[ТЕКСТ УПРАЖНЕНИЯ]:

* * * *

2 Островок к востоку от Мегарской гавани Нисеи.
3 См. II93,4; 94,3.
4 См. II93 —94.
5 Ср. II 69,1.
6 Вероятно, штурмовых лестниц.
52. Около того же времени в это лето платейцы1, исчерпав свои запасы продовольствия, не смогли больше выдерживать осаду и сдались пелопоннесцам при следующих обстоятельствах. Пелопоннесцы штурмовали городские стены, и горожане были уже не в состоянии защищаться. Лакедемон-ский военачальник2, поняв бессилие осажденных, не захотел, однако, брать город силой. Он получил приказ из Лакедемона не делать этого, чтобы не возвращать город афинянам (в случае, если когда-нибудь по заключении мира обе стороны согласятся вернуть друг другу все захваченные во время войны пункты) как добровольно сдавшийся. Военачальник послал к платейцам глашатая спросить, хотят ли они добровольно сдать город лакедемонянам и подчиниться решению их судей3, с тем что виновные будут наказаны, но несправедливо никто не пострадает. Так сказал глашатай. Тогда пла-тейцы, которые дошли уже до крайней степени истощения, сдали город лакедемонянам. В течение нескольких дней, до прибытия пяти лакедемонских судей, пелопоннесцы кормили платейцев. По прибытии судей лакедемоняне не предъявили платейцам никакого обвинения, а вызвали их в суд и задали лишь один вопрос: какие услуги они оказали во время войны лакедемонянам и их союзникам. Прежде чем ответить, платейцы попросили разрешения подробнее высказаться и выставили защитниками двоих своих людей — Астимаха, сына Асополая, и Лакона, сына Эимнеста4, который был проксеном лакедемонян. Эти последние, явившись, выступили со следующими словами.

* * * *

[ЗАДАНИЯ К УПРАЖНЕНИЮ]:
a – Кого платейцы выставили своими защитниками в отрывке о сдаче Платей?
b – Изложите суть отрывка о сдаче Платей в двух предложениях.

* * * *

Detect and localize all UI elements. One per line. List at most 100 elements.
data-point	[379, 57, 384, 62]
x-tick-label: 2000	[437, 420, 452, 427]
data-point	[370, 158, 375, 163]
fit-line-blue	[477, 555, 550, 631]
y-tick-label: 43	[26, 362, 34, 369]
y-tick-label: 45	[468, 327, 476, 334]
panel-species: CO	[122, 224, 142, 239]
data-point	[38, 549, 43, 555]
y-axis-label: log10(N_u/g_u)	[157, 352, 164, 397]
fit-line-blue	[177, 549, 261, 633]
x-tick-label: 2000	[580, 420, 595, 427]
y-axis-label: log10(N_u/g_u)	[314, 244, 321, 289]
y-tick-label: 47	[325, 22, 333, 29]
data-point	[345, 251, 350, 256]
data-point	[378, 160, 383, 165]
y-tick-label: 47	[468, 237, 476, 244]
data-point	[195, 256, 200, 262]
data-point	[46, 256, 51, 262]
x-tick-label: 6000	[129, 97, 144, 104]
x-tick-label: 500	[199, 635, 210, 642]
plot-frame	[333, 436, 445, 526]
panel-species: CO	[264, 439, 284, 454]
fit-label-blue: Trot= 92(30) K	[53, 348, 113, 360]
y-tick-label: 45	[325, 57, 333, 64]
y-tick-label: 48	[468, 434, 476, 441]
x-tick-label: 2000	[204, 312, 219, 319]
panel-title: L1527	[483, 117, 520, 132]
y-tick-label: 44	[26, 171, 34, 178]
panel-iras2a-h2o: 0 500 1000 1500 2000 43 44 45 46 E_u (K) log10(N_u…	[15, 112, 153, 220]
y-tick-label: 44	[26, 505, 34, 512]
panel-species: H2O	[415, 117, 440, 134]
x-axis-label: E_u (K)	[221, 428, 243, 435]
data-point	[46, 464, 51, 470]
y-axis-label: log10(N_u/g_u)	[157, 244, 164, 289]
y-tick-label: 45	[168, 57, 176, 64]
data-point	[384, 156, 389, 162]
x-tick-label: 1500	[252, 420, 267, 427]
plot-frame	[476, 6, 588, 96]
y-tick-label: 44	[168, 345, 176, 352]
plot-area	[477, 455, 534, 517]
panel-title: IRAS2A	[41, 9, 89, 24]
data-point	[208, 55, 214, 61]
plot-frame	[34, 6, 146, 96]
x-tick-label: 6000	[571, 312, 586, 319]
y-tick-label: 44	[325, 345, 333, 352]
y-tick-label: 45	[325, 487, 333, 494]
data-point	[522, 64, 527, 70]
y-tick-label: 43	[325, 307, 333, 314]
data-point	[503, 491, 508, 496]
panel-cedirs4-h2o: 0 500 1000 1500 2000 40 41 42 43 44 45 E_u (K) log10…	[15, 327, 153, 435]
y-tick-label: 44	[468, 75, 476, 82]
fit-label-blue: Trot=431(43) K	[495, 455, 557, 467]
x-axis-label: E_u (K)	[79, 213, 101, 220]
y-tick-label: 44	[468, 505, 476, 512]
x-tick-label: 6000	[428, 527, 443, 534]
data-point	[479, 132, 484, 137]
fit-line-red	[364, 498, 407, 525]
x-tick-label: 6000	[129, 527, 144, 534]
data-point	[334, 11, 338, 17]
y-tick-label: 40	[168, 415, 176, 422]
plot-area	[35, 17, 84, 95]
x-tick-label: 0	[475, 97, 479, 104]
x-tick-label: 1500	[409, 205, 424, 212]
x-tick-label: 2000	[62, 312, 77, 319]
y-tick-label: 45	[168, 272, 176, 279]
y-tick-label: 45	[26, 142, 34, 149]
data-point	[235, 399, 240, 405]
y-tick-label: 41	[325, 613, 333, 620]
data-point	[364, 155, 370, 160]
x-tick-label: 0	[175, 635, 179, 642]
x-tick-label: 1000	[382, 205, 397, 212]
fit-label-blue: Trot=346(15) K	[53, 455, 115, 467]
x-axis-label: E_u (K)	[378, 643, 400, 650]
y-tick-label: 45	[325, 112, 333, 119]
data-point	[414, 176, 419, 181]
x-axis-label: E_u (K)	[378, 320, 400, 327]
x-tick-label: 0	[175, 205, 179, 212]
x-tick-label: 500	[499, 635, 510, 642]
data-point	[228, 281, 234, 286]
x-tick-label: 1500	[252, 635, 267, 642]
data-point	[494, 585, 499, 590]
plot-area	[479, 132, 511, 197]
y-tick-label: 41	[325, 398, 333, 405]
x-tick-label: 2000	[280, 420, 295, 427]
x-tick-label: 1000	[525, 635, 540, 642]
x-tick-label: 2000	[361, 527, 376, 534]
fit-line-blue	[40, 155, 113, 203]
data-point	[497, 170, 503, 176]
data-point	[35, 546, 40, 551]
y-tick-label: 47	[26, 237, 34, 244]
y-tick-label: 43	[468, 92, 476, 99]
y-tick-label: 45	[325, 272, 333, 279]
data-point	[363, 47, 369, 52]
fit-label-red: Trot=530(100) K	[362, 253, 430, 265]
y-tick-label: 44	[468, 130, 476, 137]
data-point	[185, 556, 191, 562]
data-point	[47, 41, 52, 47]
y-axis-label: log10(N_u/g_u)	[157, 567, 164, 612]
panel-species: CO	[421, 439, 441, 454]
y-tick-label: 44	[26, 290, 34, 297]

* * * *

[ОТВЕТЫ К ЗАДАНИЯМ]:
a – Астимаха, сына Асополая, и Лакона, сына Эимнеста.

b – Исчерпав запасы продовольствия, платейцы не смогли больше выдерживать осаду и сдали город лакедемонянам, согласившись подчиниться решению их судей. Прибывшие пять лакедемонских судей не предъявили им обвинения, а спросили лишь, какие услуги они оказали во время войны лакедемонянам и их союзникам, и платейцы выставили для ответа двух защитников.